Task requirements: Give the entries again exactly, every one of them.

(Dataset items)
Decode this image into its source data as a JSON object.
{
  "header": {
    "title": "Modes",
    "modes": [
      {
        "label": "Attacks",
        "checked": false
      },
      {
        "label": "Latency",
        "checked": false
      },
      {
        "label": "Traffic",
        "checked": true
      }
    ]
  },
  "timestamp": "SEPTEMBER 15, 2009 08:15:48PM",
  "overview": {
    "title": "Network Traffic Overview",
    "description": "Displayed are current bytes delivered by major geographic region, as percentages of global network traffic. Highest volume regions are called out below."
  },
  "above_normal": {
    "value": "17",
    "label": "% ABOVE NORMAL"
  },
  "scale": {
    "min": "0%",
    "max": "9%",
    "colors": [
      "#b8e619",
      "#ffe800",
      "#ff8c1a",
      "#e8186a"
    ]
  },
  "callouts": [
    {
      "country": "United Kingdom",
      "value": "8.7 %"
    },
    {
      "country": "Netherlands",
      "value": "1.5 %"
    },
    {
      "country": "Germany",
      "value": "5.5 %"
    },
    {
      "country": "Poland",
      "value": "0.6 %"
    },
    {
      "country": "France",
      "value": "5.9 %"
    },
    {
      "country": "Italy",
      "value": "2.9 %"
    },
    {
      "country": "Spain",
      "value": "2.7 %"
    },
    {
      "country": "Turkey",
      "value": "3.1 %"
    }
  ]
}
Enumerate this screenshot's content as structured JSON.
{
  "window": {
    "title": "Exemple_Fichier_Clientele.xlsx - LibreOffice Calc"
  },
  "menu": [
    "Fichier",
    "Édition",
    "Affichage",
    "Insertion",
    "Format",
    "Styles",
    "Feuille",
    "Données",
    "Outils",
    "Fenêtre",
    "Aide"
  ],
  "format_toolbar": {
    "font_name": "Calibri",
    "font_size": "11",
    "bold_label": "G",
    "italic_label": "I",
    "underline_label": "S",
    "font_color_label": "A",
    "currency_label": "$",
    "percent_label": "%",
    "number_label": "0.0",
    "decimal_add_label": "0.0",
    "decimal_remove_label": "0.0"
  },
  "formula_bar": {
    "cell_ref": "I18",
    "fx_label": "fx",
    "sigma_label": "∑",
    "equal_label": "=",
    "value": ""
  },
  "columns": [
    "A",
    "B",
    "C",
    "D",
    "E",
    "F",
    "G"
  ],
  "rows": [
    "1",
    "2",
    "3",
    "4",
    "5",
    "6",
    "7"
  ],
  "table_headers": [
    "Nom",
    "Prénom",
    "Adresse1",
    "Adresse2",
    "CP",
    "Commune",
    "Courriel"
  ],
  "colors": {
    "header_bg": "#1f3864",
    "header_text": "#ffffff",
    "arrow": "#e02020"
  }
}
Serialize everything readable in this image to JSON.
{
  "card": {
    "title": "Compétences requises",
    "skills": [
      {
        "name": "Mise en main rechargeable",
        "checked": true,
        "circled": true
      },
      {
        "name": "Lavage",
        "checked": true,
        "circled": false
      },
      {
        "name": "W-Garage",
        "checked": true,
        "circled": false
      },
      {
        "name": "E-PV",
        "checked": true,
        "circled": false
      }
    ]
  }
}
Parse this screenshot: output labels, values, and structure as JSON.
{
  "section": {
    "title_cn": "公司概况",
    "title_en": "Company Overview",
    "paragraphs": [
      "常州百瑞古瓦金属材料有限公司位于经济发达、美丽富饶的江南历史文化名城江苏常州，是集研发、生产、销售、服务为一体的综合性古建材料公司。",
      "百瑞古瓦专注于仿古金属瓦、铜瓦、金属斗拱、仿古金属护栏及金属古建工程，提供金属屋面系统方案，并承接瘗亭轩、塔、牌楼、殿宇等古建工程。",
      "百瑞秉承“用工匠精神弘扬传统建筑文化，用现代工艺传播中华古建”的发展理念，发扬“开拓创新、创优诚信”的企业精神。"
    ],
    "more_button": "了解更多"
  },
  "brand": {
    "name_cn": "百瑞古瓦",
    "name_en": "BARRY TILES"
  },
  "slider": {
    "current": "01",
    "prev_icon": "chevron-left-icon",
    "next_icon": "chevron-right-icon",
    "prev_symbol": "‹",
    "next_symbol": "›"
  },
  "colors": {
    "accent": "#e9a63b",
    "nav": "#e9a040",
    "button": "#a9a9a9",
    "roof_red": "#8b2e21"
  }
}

Result:
Decode this image into its source data as a JSON object.
{
  "header": {
    "title": "Modes",
    "modes": [
      {
        "label": "Attacks",
        "checked": false
      },
      {
        "label": "Latency",
        "checked": false
      },
      {
        "label": "Traffic",
        "checked": true
      }
    ]
  },
  "timestamp": "SEPTEMBER 15, 2009 08:15:48PM",
  "overview": {
    "title": "Network Traffic Overview",
    "description": "Displayed are current bytes delivered by major geographic region, as percentages of global network traffic. Highest volume regions are called out below."
  },
  "above_normal": {
    "value": "17",
    "label": "% ABOVE NORMAL"
  },
  "scale": {
    "min": "0%",
    "max": "9%",
    "colors": [
      "#b8e619",
      "#ffe800",
      "#ff8c1a",
      "#e8186a"
    ]
  },
  "callouts": [
    {
      "country": "United Kingdom",
      "value": "8.7 %"
    },
    {
      "country": "Netherlands",
      "value": "1.5 %"
    },
    {
      "country": "Germany",
      "value": "5.5 %"
    },
    {
      "country": "Poland",
      "value": "0.6 %"
    },
    {
      "country": "France",
      "value": "5.9 %"
    },
    {
      "country": "Italy",
      "value": "2.9 %"
    },
    {
      "country": "Spain",
      "value": "2.7 %"
    },
    {
      "country": "Turkey",
      "value": "3.1 %"
    }
  ]
}
Enumerate this screenshot's content as structured JSON.
{
  "window": {
    "title": "Exemple_Fichier_Clientele.xlsx - LibreOffice Calc"
  },
  "menu": [
    "Fichier",
    "Édition",
    "Affichage",
    "Insertion",
    "Format",
    "Styles",
    "Feuille",
    "Données",
    "Outils",
    "Fenêtre",
    "Aide"
  ],
  "format_toolbar": {
    "font_name": "Calibri",
    "font_size": "11",
    "bold_label": "G",
    "italic_label": "I",
    "underline_label": "S",
    "font_color_label": "A",
    "currency_label": "$",
    "percent_label": "%",
    "number_label": "0.0",
    "decimal_add_label": "0.0",
    "decimal_remove_label": "0.0"
  },
  "formula_bar": {
    "cell_ref": "I18",
    "fx_label": "fx",
    "sigma_label": "∑",
    "equal_label": "=",
    "value": ""
  },
  "columns": [
    "A",
    "B",
    "C",
    "D",
    "E",
    "F",
    "G"
  ],
  "rows": [
    "1",
    "2",
    "3",
    "4",
    "5",
    "6",
    "7"
  ],
  "table_headers": [
    "Nom",
    "Prénom",
    "Adresse1",
    "Adresse2",
    "CP",
    "Commune",
    "Courriel"
  ],
  "colors": {
    "header_bg": "#1f3864",
    "header_text": "#ffffff",
    "arrow": "#e02020"
  }
}
Serialize everything readable in this image to JSON.
{
  "card": {
    "title": "Compétences requises",
    "skills": [
      {
        "name": "Mise en main rechargeable",
        "checked": true,
        "circled": true
      },
      {
        "name": "Lavage",
        "checked": true,
        "circled": false
      },
      {
        "name": "W-Garage",
        "checked": true,
        "circled": false
      },
      {
        "name": "E-PV",
        "checked": true,
        "circled": false
      }
    ]
  }
}
Parse this screenshot: output labels, values, and structure as JSON.
{
  "section": {
    "title_cn": "公司概况",
    "title_en": "Company Overview",
    "paragraphs": [
      "常州百瑞古瓦金属材料有限公司位于经济发达、美丽富饶的江南历史文化名城江苏常州，是集研发、生产、销售、服务为一体的综合性古建材料公司。",
      "百瑞古瓦专注于仿古金属瓦、铜瓦、金属斗拱、仿古金属护栏及金属古建工程，提供金属屋面系统方案，并承接瘗亭轩、塔、牌楼、殿宇等古建工程。",
      "百瑞秉承“用工匠精神弘扬传统建筑文化，用现代工艺传播中华古建”的发展理念，发扬“开拓创新、创优诚信”的企业精神。"
    ],
    "more_button": "了解更多"
  },
  "brand": {
    "name_cn": "百瑞古瓦",
    "name_en": "BARRY TILES"
  },
  "slider": {
    "current": "01",
    "prev_icon": "chevron-left-icon",
    "next_icon": "chevron-right-icon",
    "prev_symbol": "‹",
    "next_symbol": "›"
  },
  "colors": {
    "accent": "#e9a63b",
    "nav": "#e9a040",
    "button": "#a9a9a9",
    "roof_red": "#8b2e21"
  }
}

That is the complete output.